[Collected data]
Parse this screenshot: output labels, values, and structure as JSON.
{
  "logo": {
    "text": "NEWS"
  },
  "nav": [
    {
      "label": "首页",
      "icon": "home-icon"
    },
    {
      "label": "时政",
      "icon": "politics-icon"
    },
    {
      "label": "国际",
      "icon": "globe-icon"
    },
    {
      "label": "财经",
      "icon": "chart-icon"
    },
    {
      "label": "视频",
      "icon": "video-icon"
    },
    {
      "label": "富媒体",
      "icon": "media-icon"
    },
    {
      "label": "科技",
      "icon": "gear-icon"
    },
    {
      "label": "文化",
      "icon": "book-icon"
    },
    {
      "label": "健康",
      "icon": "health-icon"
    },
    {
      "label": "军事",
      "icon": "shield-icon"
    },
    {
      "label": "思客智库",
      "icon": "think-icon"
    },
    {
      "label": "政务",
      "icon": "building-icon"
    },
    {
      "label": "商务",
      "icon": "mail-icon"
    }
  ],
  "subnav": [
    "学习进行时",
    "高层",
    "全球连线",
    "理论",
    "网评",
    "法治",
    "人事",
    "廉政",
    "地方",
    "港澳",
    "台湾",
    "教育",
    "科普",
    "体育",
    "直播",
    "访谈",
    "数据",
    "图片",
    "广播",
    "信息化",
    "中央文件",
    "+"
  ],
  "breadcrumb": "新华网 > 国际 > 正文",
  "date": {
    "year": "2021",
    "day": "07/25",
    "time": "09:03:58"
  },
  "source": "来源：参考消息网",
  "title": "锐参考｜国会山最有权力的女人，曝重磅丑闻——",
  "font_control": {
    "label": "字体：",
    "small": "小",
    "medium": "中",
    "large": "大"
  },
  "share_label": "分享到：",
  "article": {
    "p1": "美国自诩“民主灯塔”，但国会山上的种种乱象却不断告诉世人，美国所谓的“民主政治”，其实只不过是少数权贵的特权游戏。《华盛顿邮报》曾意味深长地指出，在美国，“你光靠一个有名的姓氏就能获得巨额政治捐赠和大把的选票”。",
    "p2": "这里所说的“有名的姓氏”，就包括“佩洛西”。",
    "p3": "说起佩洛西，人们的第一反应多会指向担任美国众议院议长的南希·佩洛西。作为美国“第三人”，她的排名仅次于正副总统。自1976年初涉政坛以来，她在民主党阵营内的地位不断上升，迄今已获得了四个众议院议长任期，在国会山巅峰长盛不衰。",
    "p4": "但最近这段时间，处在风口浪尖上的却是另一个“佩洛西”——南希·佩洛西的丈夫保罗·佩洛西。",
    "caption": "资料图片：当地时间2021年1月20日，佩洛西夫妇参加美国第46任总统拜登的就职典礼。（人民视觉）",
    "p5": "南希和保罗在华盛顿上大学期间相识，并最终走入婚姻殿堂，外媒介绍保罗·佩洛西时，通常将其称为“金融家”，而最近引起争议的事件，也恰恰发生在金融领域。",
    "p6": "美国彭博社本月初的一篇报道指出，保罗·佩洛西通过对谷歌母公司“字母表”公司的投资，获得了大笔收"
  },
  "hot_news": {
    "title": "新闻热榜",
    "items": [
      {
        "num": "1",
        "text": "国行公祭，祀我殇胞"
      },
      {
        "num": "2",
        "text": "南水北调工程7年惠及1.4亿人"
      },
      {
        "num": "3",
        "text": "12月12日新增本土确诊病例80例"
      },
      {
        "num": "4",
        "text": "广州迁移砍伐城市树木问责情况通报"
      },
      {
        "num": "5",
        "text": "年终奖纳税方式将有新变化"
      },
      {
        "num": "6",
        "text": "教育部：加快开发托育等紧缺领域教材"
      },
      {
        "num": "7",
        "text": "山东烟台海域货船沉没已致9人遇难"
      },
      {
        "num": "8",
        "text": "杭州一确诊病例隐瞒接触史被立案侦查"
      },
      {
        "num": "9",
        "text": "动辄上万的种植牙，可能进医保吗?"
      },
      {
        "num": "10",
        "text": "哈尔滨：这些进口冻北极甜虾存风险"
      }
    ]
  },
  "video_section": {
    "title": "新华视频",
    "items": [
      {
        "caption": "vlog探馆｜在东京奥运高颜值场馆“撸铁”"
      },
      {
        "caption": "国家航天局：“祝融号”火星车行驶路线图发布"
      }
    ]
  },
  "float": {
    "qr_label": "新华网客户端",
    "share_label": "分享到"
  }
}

### Given problem
Pull out and copy each line containing the string "caption".

### Written reply
    "caption": "资料图片：当地时间2021年1月20日，佩洛西夫妇参加美国第46任总统拜登的就职典礼。（人民视觉）",
        "caption": "vlog探馆｜在东京奥运高颜值场馆“撸铁”"
        "caption": "国家航天局：“祝融号”火星车行驶路线图发布"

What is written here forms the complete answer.